** Begin **
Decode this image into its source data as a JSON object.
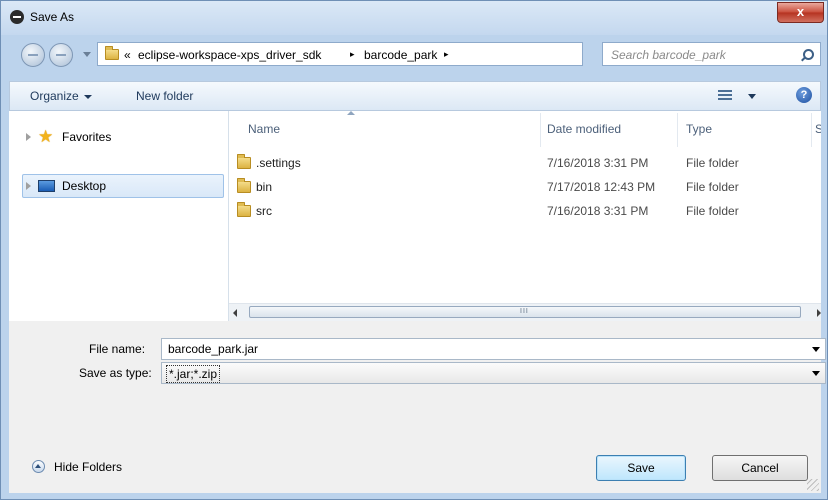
{
  "window": {
    "title": "Save As",
    "close_label": "x"
  },
  "navigation": {
    "breadcrumb_overflow": "«",
    "breadcrumb": [
      "eclipse-workspace-xps_driver_sdk",
      "barcode_park"
    ],
    "separator": "▸",
    "refresh_glyph": "⇆",
    "search_placeholder": "Search barcode_park"
  },
  "toolbar": {
    "organize_label": "Organize",
    "new_folder_label": "New folder",
    "help_glyph": "?"
  },
  "nav_pane": {
    "items": [
      {
        "label": "Favorites",
        "icon": "star-icon"
      },
      {
        "label": "Desktop",
        "icon": "desktop-icon",
        "selected": true
      }
    ]
  },
  "file_list": {
    "columns": [
      "Name",
      "Date modified",
      "Type",
      "S"
    ],
    "rows": [
      {
        "name": ".settings",
        "date_modified": "7/16/2018 3:31 PM",
        "type": "File folder"
      },
      {
        "name": "bin",
        "date_modified": "7/17/2018 12:43 PM",
        "type": "File folder"
      },
      {
        "name": "src",
        "date_modified": "7/16/2018 3:31 PM",
        "type": "File folder"
      }
    ],
    "scroll_grip": "III"
  },
  "form": {
    "file_name_label": "File name:",
    "file_name_value": "barcode_park.jar",
    "save_type_label": "Save as type:",
    "save_type_value": "*.jar;*.zip"
  },
  "footer": {
    "hide_folders_label": "Hide Folders",
    "save_label": "Save",
    "cancel_label": "Cancel"
  },
  "colors": {
    "window_frame": "#bcd3ec",
    "close_button": "#c94c3a",
    "selection": "#d9e8f8",
    "form_background": "#f0f0f0"
  }
}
** End **
AIM OF THE EXERCISE:
Images in the records should not be copied. Repeat all the rest exactly.

PROBLEM SOLUTION:
Decode this image into its source data as a JSON object.
{
  "window": {
    "title": "Save As",
    "close_label": "x"
  },
  "navigation": {
    "breadcrumb_overflow": "«",
    "breadcrumb": [
      "eclipse-workspace-xps_driver_sdk",
      "barcode_park"
    ],
    "separator": "▸",
    "refresh_glyph": "⇆",
    "search_placeholder": "Search barcode_park"
  },
  "toolbar": {
    "organize_label": "Organize",
    "new_folder_label": "New folder",
    "help_glyph": "?"
  },
  "nav_pane": {
    "items": [
      {
        "label": "Favorites",
        "icon": "star-icon"
      },
      {
        "label": "Desktop",
        "icon": "desktop-icon",
        "selected": true
      }
    ]
  },
  "file_list": {
    "columns": [
      "Name",
      "Date modified",
      "Type",
      "S"
    ],
    "rows": [
      {
        "name": ".settings",
        "date_modified": "7/16/2018 3:31 PM",
        "type": "File folder"
      },
      {
        "name": "bin",
        "date_modified": "7/17/2018 12:43 PM",
        "type": "File folder"
      },
      {
        "name": "src",
        "date_modified": "7/16/2018 3:31 PM",
        "type": "File folder"
      }
    ],
    "scroll_grip": "III"
  },
  "form": {
    "file_name_label": "File name:",
    "file_name_value": "barcode_park.jar",
    "save_type_label": "Save as type:",
    "save_type_value": "*.jar;*.zip"
  },
  "footer": {
    "hide_folders_label": "Hide Folders",
    "save_label": "Save",
    "cancel_label": "Cancel"
  },
  "colors": {
    "window_frame": "#bcd3ec",
    "close_button": "#c94c3a",
    "selection": "#d9e8f8",
    "form_background": "#f0f0f0"
  }
}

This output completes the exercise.